Request:
Please restate the following records word for word.
■ ■ ■
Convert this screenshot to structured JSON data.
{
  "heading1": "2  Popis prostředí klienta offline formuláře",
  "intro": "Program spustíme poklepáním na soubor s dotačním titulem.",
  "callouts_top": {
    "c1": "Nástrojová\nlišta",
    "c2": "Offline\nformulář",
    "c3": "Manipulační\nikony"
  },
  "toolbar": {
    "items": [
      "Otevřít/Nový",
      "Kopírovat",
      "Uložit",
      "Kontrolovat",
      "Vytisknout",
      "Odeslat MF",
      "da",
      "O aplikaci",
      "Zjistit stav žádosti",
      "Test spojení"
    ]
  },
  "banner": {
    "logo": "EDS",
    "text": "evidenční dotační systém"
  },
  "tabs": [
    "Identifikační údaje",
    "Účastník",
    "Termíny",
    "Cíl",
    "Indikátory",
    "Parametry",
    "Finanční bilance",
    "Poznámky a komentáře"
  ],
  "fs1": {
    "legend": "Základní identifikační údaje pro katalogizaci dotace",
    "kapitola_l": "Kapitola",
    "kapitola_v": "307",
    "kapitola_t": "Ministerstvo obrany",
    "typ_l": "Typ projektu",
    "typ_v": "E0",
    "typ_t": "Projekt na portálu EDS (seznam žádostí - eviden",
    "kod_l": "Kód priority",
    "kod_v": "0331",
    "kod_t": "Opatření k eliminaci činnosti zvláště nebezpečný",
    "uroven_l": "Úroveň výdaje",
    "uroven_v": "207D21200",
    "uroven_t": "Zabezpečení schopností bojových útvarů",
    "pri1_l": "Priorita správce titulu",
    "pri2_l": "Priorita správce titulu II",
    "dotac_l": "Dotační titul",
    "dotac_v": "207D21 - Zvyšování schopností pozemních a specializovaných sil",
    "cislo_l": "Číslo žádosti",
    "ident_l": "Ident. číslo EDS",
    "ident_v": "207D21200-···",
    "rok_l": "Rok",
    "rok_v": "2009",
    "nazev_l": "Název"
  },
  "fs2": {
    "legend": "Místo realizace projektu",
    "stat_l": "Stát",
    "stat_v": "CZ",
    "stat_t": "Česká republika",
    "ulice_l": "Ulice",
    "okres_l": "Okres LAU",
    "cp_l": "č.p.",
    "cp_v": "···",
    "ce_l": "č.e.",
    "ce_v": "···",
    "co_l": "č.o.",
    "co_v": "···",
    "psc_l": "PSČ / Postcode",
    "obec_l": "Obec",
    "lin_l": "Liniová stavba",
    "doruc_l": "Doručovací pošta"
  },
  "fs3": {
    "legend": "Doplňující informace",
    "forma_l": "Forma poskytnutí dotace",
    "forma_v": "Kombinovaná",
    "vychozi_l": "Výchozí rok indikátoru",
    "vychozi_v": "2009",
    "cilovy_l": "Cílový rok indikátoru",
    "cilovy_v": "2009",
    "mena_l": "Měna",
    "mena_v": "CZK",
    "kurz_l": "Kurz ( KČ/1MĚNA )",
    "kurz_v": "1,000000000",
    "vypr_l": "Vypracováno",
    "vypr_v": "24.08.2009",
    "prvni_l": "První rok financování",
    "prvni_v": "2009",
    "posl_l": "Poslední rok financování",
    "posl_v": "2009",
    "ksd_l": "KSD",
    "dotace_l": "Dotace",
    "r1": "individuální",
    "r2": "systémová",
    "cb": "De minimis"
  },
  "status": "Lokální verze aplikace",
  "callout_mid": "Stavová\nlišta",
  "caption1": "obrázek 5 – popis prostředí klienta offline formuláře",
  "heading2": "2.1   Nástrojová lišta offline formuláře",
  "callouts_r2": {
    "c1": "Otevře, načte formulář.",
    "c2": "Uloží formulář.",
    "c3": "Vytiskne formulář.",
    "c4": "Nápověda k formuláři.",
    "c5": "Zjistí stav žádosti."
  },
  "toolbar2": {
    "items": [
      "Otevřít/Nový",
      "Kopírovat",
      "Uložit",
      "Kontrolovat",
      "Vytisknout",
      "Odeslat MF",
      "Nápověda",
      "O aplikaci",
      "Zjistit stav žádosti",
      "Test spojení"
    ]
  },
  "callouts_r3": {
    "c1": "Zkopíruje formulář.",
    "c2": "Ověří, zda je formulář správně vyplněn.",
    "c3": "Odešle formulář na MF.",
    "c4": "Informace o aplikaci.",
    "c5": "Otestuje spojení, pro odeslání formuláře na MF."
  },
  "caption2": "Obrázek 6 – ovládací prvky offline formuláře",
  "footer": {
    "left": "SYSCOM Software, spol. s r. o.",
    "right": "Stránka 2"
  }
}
■ ■ ■
The solution:
Convert this screenshot to structured JSON data.
{
  "heading1": "2  Popis prostředí klienta offline formuláře",
  "intro": "Program spustíme poklepáním na soubor s dotačním titulem.",
  "callouts_top": {
    "c1": "Nástrojová\nlišta",
    "c2": "Offline\nformulář",
    "c3": "Manipulační\nikony"
  },
  "toolbar": {
    "items": [
      "Otevřít/Nový",
      "Kopírovat",
      "Uložit",
      "Kontrolovat",
      "Vytisknout",
      "Odeslat MF",
      "da",
      "O aplikaci",
      "Zjistit stav žádosti",
      "Test spojení"
    ]
  },
  "banner": {
    "logo": "EDS",
    "text": "evidenční dotační systém"
  },
  "tabs": [
    "Identifikační údaje",
    "Účastník",
    "Termíny",
    "Cíl",
    "Indikátory",
    "Parametry",
    "Finanční bilance",
    "Poznámky a komentáře"
  ],
  "fs1": {
    "legend": "Základní identifikační údaje pro katalogizaci dotace",
    "kapitola_l": "Kapitola",
    "kapitola_v": "307",
    "kapitola_t": "Ministerstvo obrany",
    "typ_l": "Typ projektu",
    "typ_v": "E0",
    "typ_t": "Projekt na portálu EDS (seznam žádostí - eviden",
    "kod_l": "Kód priority",
    "kod_v": "0331",
    "kod_t": "Opatření k eliminaci činnosti zvláště nebezpečný",
    "uroven_l": "Úroveň výdaje",
    "uroven_v": "207D21200",
    "uroven_t": "Zabezpečení schopností bojových útvarů",
    "pri1_l": "Priorita správce titulu",
    "pri2_l": "Priorita správce titulu II",
    "dotac_l": "Dotační titul",
    "dotac_v": "207D21 - Zvyšování schopností pozemních a specializovaných sil",
    "cislo_l": "Číslo žádosti",
    "ident_l": "Ident. číslo EDS",
    "ident_v": "207D21200-···",
    "rok_l": "Rok",
    "rok_v": "2009",
    "nazev_l": "Název"
  },
  "fs2": {
    "legend": "Místo realizace projektu",
    "stat_l": "Stát",
    "stat_v": "CZ",
    "stat_t": "Česká republika",
    "ulice_l": "Ulice",
    "okres_l": "Okres LAU",
    "cp_l": "č.p.",
    "cp_v": "···",
    "ce_l": "č.e.",
    "ce_v": "···",
    "co_l": "č.o.",
    "co_v": "···",
    "psc_l": "PSČ / Postcode",
    "obec_l": "Obec",
    "lin_l": "Liniová stavba",
    "doruc_l": "Doručovací pošta"
  },
  "fs3": {
    "legend": "Doplňující informace",
    "forma_l": "Forma poskytnutí dotace",
    "forma_v": "Kombinovaná",
    "vychozi_l": "Výchozí rok indikátoru",
    "vychozi_v": "2009",
    "cilovy_l": "Cílový rok indikátoru",
    "cilovy_v": "2009",
    "mena_l": "Měna",
    "mena_v": "CZK",
    "kurz_l": "Kurz ( KČ/1MĚNA )",
    "kurz_v": "1,000000000",
    "vypr_l": "Vypracováno",
    "vypr_v": "24.08.2009",
    "prvni_l": "První rok financování",
    "prvni_v": "2009",
    "posl_l": "Poslední rok financování",
    "posl_v": "2009",
    "ksd_l": "KSD",
    "dotace_l": "Dotace",
    "r1": "individuální",
    "r2": "systémová",
    "cb": "De minimis"
  },
  "status": "Lokální verze aplikace",
  "callout_mid": "Stavová\nlišta",
  "caption1": "obrázek 5 – popis prostředí klienta offline formuláře",
  "heading2": "2.1   Nástrojová lišta offline formuláře",
  "callouts_r2": {
    "c1": "Otevře, načte formulář.",
    "c2": "Uloží formulář.",
    "c3": "Vytiskne formulář.",
    "c4": "Nápověda k formuláři.",
    "c5": "Zjistí stav žádosti."
  },
  "toolbar2": {
    "items": [
      "Otevřít/Nový",
      "Kopírovat",
      "Uložit",
      "Kontrolovat",
      "Vytisknout",
      "Odeslat MF",
      "Nápověda",
      "O aplikaci",
      "Zjistit stav žádosti",
      "Test spojení"
    ]
  },
  "callouts_r3": {
    "c1": "Zkopíruje formulář.",
    "c2": "Ověří, zda je formulář správně vyplněn.",
    "c3": "Odešle formulář na MF.",
    "c4": "Informace o aplikaci.",
    "c5": "Otestuje spojení, pro odeslání formuláře na MF."
  },
  "caption2": "Obrázek 6 – ovládací prvky offline formuláře",
  "footer": {
    "left": "SYSCOM Software, spol. s r. o.",
    "right": "Stránka 2"
  }
}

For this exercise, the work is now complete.